=== Set task ===
Find how many lines contain "latest" and state only that number.
..............................
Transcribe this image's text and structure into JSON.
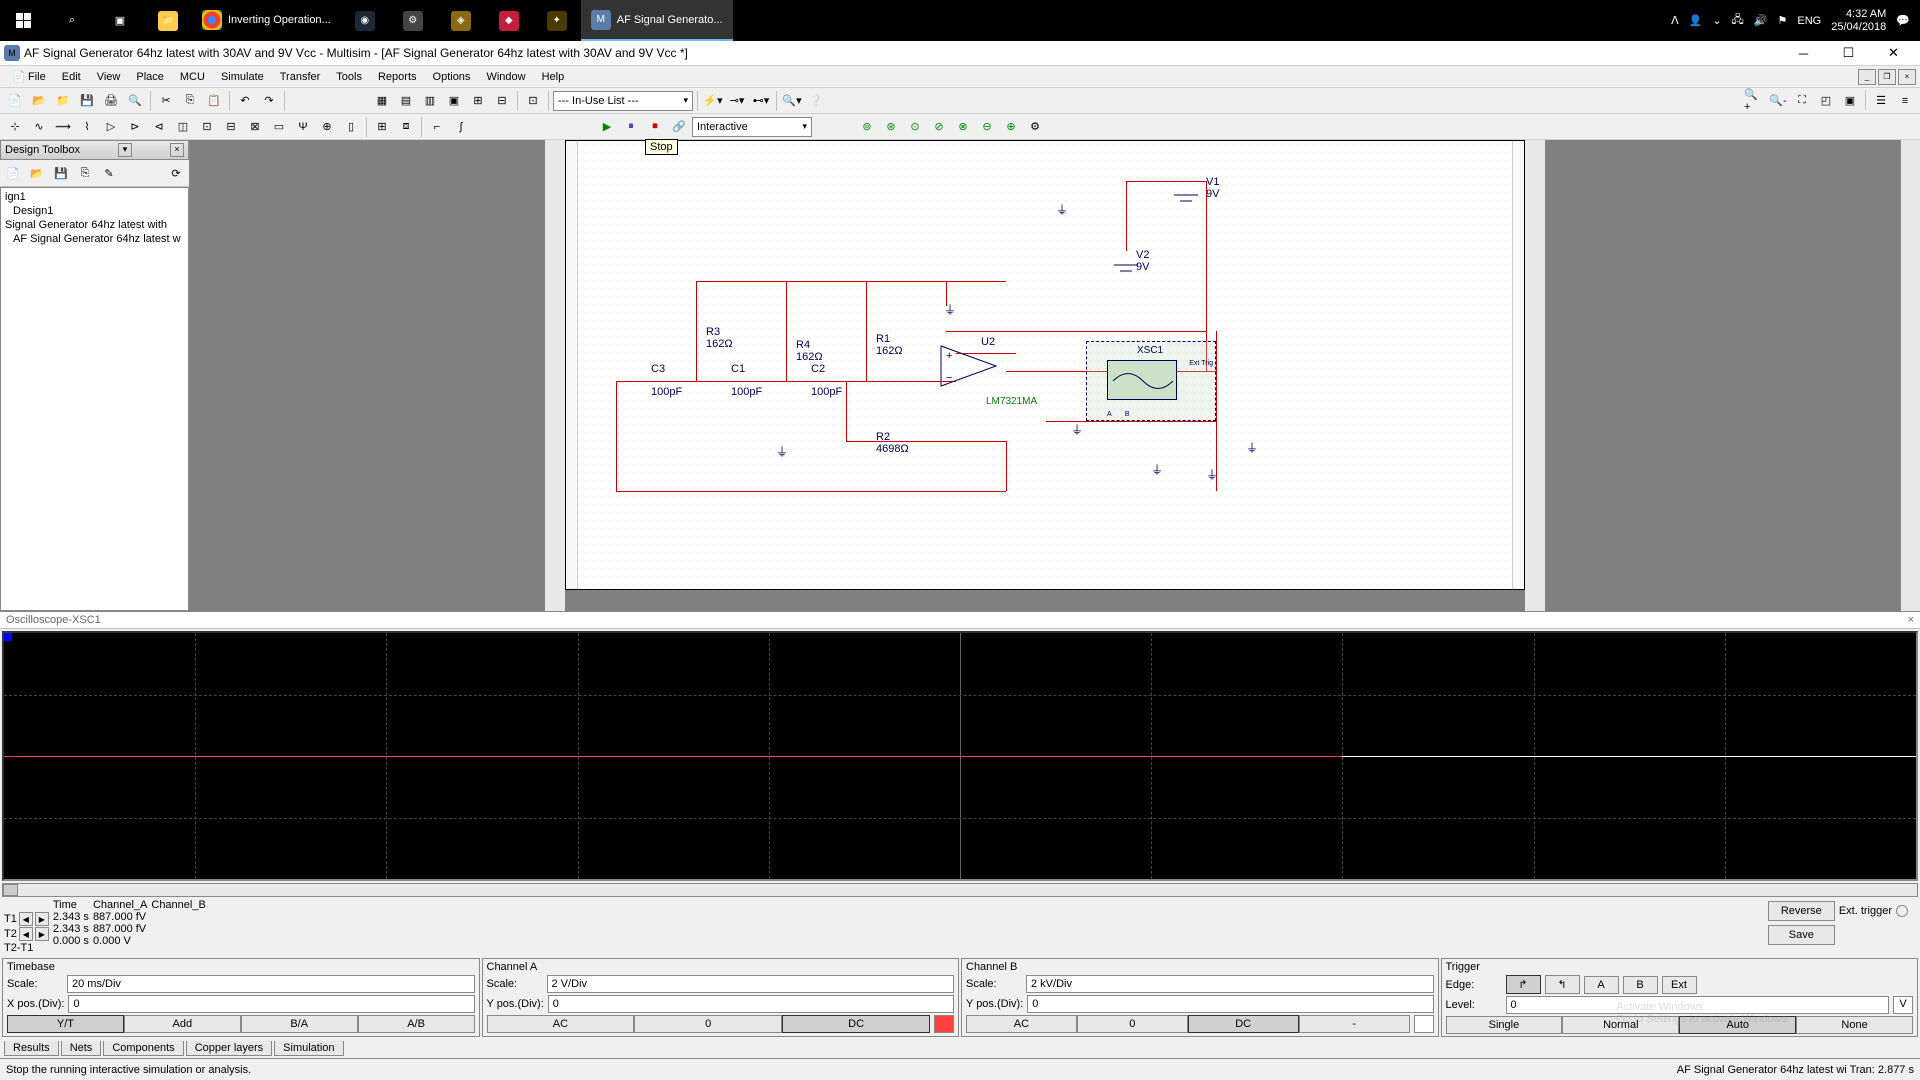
{
  "taskbar": {
    "apps": [
      {
        "name": "start",
        "label": ""
      },
      {
        "name": "search",
        "label": ""
      },
      {
        "name": "taskview",
        "label": ""
      },
      {
        "name": "explorer",
        "label": ""
      },
      {
        "name": "chrome",
        "label": "Inverting Operation..."
      },
      {
        "name": "steam",
        "label": ""
      },
      {
        "name": "app2",
        "label": ""
      },
      {
        "name": "app3",
        "label": ""
      },
      {
        "name": "app4",
        "label": ""
      },
      {
        "name": "app5",
        "label": ""
      },
      {
        "name": "multisim",
        "label": "AF Signal Generato..."
      }
    ],
    "lang": "ENG",
    "time": "4:32 AM",
    "date": "25/04/2018"
  },
  "window": {
    "title": "AF Signal Generator 64hz latest with 30AV and 9V Vcc - Multisim - [AF Signal Generator 64hz latest with 30AV and 9V Vcc *]"
  },
  "menu": [
    "File",
    "Edit",
    "View",
    "Place",
    "MCU",
    "Simulate",
    "Transfer",
    "Tools",
    "Reports",
    "Options",
    "Window",
    "Help"
  ],
  "toolbar1": {
    "inuse": "--- In-Use List ---"
  },
  "toolbar2": {
    "mode": "Interactive",
    "tooltip": "Stop"
  },
  "design_toolbox": {
    "title": "Design Toolbox",
    "items": [
      "ign1",
      "Design1",
      "Signal Generator 64hz latest with",
      "AF Signal Generator 64hz latest w"
    ]
  },
  "schematic": {
    "components": {
      "V1": {
        "name": "V1",
        "val": "9V"
      },
      "V2": {
        "name": "V2",
        "val": "9V"
      },
      "R1": {
        "name": "R1",
        "val": "162Ω"
      },
      "R2": {
        "name": "R2",
        "val": "4698Ω"
      },
      "R3": {
        "name": "R3",
        "val": "162Ω"
      },
      "R4": {
        "name": "R4",
        "val": "162Ω"
      },
      "C1": {
        "name": "C1",
        "val": "100pF"
      },
      "C2": {
        "name": "C2",
        "val": "100pF"
      },
      "C3": {
        "name": "C3",
        "val": "100pF"
      },
      "U2": {
        "name": "U2",
        "val": "LM7321MA"
      },
      "XSC1": "XSC1"
    }
  },
  "oscilloscope": {
    "title": "Oscilloscope-XSC1",
    "cursors": {
      "hdr_time": "Time",
      "hdr_cha": "Channel_A",
      "hdr_chb": "Channel_B",
      "t1_lbl": "T1",
      "t1_time": "2.343 s",
      "t1_cha": "887.000 fV",
      "t2_lbl": "T2",
      "t2_time": "2.343 s",
      "t2_cha": "887.000 fV",
      "dt_lbl": "T2-T1",
      "dt_time": "0.000 s",
      "dt_cha": "0.000 V"
    },
    "btn_reverse": "Reverse",
    "btn_save": "Save",
    "ext_trigger": "Ext. trigger",
    "timebase": {
      "hdr": "Timebase",
      "scale_lbl": "Scale:",
      "scale": "20 ms/Div",
      "xpos_lbl": "X pos.(Div):",
      "xpos": "0",
      "modes": [
        "Y/T",
        "Add",
        "B/A",
        "A/B"
      ]
    },
    "cha": {
      "hdr": "Channel A",
      "scale_lbl": "Scale:",
      "scale": "2 V/Div",
      "ypos_lbl": "Y pos.(Div):",
      "ypos": "0",
      "modes": [
        "AC",
        "0",
        "DC"
      ]
    },
    "chb": {
      "hdr": "Channel B",
      "scale_lbl": "Scale:",
      "scale": "2 kV/Div",
      "ypos_lbl": "Y pos.(Div):",
      "ypos": "0",
      "modes": [
        "AC",
        "0",
        "DC",
        "-"
      ]
    },
    "trigger": {
      "hdr": "Trigger",
      "edge_lbl": "Edge:",
      "level_lbl": "Level:",
      "level": "0",
      "level_unit": "V",
      "edge_btns": [
        "↱",
        "↰",
        "A",
        "B",
        "Ext"
      ],
      "modes": [
        "Single",
        "Normal",
        "Auto",
        "None"
      ]
    }
  },
  "tabs": [
    "Results",
    "Nets",
    "Components",
    "Copper layers",
    "Simulation"
  ],
  "statusbar": {
    "left": "Stop the running interactive simulation or analysis.",
    "right": "AF Signal Generator 64hz latest wi  Tran: 2.877 s"
  },
  "watermark": {
    "line1": "Activate Windows",
    "line2": "Go to Settings to activate Windows."
  }
}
..............................
=== Written solution ===
4